__AUFGABEN__
• 1. Welchen Kostenpunkt nennt der Artikel mit den Geschenktipps für die Inseln, die letztes Jahr verschenkt wurden?
• 2. Kopiere aus dem Artikel mit den Geschenktipps den Abschnitt, der bei „Fotokalender“ beginnt und bei „basteln Sie selber!“ endet.

Geschenktipps der Kulturredaktion

Fotokalender

Letztes Jahr wurden an dieser Stelle sogar Inseln verschenkt, Kostenpunkt 7,5 Millionen Dollar. Nicht dass hier jemand das Geld dazu hätte, obwohl der besagte Kollege seinem Traum schon etwas näher gekommen ist, er ist jetzt bei der FAZ.

Aber bleiben wir doch am Boden: Die bemitleidenswerten Angestellten dieser Zeitung kriegen kein Weihnachts- noch Urlaubsgeld, kein dreizehntes Monatsgehalt, und den meisten Menschen draußen in der Welt geht es nicht viel anders. Und was freut eine Oma mehr als etwas Selbstgebasteltes von ihren Enkelkindern? Wenn Ihr Kind den Stift noch nicht gerade halten kann und mit der Schere nur eckige Konfetti produziert: basteln Sie selber!

__Daten zu Regionsgrenzen__
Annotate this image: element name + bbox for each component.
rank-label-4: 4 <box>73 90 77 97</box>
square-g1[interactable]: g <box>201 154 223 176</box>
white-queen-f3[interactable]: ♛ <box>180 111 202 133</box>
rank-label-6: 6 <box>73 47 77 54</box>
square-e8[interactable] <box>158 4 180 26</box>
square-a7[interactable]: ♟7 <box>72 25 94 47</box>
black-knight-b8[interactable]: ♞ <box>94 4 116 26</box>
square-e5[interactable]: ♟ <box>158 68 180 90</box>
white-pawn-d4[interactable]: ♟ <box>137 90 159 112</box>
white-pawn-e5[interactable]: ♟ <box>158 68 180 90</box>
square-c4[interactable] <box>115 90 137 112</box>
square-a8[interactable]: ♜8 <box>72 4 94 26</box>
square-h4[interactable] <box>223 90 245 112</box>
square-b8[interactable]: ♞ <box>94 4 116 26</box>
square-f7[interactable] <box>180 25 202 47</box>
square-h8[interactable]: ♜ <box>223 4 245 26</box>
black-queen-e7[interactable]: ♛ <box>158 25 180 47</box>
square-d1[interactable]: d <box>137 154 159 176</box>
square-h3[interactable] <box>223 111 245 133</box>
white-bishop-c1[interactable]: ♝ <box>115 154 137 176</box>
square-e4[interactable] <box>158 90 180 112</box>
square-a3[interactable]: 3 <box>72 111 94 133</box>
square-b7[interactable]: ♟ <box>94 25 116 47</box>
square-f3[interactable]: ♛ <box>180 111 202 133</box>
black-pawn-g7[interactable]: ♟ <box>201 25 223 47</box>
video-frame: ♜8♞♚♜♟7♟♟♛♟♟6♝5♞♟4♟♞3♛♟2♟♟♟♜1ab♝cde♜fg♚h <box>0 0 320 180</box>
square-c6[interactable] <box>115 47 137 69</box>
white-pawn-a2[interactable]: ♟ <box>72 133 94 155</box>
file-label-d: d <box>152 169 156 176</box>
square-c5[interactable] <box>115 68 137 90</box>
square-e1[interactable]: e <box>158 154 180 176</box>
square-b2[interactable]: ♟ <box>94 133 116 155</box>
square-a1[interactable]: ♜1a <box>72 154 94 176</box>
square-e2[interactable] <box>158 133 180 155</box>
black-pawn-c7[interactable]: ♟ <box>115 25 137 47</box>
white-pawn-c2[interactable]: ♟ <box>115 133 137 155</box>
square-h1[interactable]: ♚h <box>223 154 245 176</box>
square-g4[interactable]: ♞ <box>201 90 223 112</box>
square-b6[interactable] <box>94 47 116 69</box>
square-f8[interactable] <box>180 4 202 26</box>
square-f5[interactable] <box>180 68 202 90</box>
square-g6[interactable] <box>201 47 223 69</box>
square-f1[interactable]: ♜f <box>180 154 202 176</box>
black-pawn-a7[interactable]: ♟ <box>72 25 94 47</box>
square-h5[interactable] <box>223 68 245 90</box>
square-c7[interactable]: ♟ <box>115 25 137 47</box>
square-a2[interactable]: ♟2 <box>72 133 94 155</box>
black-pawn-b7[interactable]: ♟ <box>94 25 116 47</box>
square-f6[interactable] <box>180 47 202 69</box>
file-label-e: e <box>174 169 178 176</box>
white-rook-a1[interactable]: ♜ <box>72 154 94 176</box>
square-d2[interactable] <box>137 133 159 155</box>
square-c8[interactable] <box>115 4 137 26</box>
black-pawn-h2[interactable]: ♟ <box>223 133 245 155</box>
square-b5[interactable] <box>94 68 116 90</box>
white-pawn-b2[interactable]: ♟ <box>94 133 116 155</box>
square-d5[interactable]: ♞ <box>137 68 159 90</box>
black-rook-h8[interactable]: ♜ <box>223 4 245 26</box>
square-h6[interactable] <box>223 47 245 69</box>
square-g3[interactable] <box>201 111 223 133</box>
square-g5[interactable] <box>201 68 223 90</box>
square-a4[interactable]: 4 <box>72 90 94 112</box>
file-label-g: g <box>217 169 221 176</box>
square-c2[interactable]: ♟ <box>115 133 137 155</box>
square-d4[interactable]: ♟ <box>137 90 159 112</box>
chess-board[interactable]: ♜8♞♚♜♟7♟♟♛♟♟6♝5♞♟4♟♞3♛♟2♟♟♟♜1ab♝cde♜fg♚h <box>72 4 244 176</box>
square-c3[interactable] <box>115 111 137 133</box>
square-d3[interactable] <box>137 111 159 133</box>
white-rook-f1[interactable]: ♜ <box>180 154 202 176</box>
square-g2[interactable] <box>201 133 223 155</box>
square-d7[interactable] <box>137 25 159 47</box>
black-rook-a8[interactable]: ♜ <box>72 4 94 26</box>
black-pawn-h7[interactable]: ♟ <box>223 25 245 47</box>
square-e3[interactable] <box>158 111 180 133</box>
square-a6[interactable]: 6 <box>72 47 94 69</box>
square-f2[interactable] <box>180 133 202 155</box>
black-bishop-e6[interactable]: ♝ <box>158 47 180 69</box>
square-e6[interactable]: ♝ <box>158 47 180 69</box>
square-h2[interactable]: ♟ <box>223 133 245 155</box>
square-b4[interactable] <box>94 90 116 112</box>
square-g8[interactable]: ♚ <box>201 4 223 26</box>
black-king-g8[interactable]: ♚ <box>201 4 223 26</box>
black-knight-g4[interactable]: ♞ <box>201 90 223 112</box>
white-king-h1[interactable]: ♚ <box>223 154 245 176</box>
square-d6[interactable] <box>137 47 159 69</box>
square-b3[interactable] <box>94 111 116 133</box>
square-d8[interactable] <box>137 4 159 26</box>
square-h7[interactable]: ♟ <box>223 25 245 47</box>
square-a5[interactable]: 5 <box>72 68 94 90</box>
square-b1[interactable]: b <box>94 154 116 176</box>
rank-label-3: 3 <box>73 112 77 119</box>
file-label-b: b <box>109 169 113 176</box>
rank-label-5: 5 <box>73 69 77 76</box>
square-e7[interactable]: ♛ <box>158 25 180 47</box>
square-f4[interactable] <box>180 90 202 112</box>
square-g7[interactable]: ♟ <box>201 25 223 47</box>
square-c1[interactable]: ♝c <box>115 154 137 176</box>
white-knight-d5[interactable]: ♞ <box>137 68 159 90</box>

__LÖSUNGEN__
• 1. Der Kostenpunkt lag bei 7,5 Millionen Dollar.

• 2.
Fotokalender

Letztes Jahr wurden an dieser Stelle sogar Inseln verschenkt, Kostenpunkt 7,5 Millionen Dollar. Nicht dass hier jemand das Geld dazu hätte, obwohl der besagte Kollege seinem Traum schon etwas näher gekommen ist, er ist jetzt bei der FAZ.

Aber bleiben wir doch am Boden: Die bemitleidenswerten Angestellten dieser Zeitung kriegen kein Weihnachts- noch Urlaubsgeld, kein dreizehntes Monatsgehalt, und den meisten Menschen draußen in der Welt geht es nicht viel anders. Und was freut eine Oma mehr als etwas Selbstgebasteltes von ihren Enkelkindern? Wenn Ihr Kind den Stift noch nicht gerade halten kann und mit der Schere nur eckige Konfetti produziert: basteln Sie selber!